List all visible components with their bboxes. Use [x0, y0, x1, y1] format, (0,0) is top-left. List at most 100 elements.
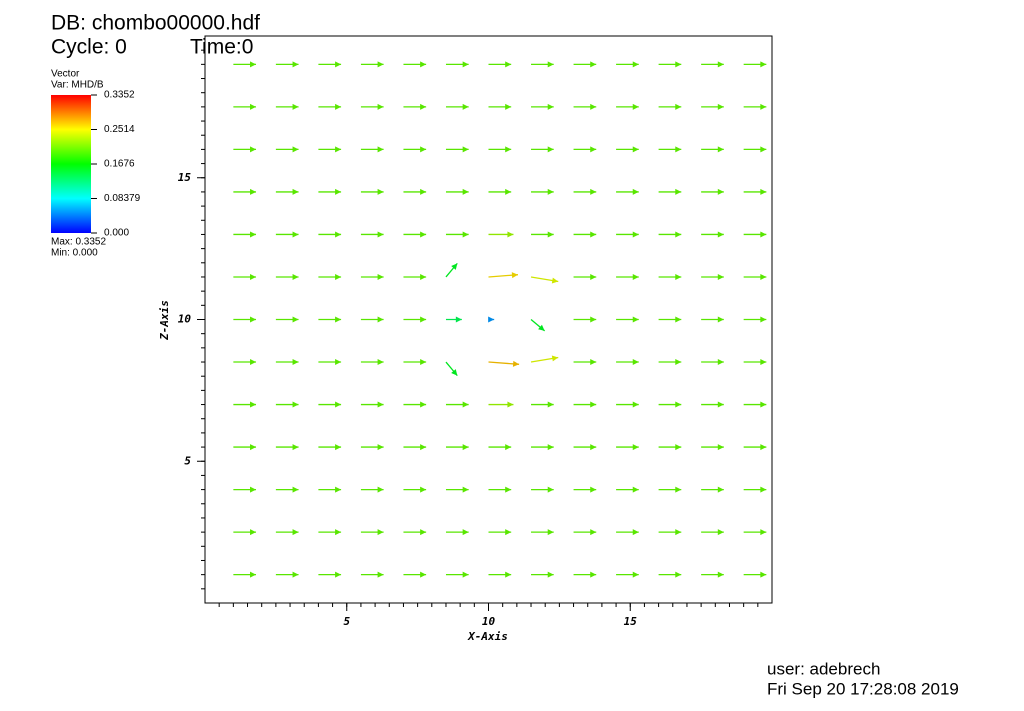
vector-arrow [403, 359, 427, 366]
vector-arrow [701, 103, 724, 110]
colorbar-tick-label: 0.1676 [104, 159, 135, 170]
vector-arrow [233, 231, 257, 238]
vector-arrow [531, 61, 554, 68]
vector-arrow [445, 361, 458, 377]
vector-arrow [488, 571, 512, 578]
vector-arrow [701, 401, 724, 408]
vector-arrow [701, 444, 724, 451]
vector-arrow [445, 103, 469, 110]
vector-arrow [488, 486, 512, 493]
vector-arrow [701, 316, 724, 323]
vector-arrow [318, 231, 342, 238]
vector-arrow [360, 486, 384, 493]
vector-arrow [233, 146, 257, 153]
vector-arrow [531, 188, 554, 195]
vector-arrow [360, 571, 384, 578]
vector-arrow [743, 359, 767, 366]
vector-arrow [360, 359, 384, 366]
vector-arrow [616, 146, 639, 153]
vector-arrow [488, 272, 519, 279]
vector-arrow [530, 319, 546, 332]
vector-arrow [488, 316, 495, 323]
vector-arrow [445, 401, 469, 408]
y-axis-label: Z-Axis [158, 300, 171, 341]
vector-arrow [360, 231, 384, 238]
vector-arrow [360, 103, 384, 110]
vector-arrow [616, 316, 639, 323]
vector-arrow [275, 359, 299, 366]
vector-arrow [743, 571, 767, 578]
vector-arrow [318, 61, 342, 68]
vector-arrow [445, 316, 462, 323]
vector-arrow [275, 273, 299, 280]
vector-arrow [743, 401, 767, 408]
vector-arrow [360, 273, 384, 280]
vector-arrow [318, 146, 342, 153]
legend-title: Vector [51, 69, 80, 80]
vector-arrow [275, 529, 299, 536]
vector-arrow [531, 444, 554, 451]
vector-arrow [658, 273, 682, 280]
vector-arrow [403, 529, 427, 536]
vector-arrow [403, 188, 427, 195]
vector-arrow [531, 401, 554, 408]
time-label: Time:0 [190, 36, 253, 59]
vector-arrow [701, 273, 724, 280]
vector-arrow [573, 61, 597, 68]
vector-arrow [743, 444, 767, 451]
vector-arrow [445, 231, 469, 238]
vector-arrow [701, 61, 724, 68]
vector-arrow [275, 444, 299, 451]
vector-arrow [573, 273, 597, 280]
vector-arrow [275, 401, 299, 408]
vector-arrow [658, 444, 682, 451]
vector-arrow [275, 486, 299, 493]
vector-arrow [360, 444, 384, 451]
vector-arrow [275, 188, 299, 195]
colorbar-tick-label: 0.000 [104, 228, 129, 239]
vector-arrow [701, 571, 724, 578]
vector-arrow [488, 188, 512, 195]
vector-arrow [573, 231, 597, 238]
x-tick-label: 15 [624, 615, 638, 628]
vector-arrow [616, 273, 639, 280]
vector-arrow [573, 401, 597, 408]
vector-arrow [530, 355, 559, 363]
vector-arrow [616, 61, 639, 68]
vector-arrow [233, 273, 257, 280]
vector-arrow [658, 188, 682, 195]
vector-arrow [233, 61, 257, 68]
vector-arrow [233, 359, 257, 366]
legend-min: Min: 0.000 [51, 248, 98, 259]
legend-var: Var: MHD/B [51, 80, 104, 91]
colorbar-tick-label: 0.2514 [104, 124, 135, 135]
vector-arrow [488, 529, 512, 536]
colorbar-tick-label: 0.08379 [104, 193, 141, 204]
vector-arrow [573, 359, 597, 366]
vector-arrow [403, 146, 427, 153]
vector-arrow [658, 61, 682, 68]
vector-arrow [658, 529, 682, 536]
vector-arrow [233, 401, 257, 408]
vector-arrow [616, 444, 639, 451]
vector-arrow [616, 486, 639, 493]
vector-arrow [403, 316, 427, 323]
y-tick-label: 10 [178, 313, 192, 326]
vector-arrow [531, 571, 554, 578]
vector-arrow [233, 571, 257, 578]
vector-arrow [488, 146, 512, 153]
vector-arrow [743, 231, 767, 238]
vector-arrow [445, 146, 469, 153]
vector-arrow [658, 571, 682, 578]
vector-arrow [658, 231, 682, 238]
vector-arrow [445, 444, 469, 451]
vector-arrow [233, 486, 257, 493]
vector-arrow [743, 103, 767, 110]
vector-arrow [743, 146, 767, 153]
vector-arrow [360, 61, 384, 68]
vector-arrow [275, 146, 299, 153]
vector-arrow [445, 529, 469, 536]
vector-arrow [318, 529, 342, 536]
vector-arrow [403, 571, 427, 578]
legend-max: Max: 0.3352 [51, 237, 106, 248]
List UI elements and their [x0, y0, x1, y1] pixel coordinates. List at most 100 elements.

·····

## Prompt
Collect each line of the items above that contains the word "most". Case counts.

## Correct response
List all visible components with their bboxes. Use [x0, y0, x1, y1] format, (0,0) is top-left. List at most 100 elements.
List UI elements and their [x0, y0, x1, y1] pixel coordinates. List at most 100 elements.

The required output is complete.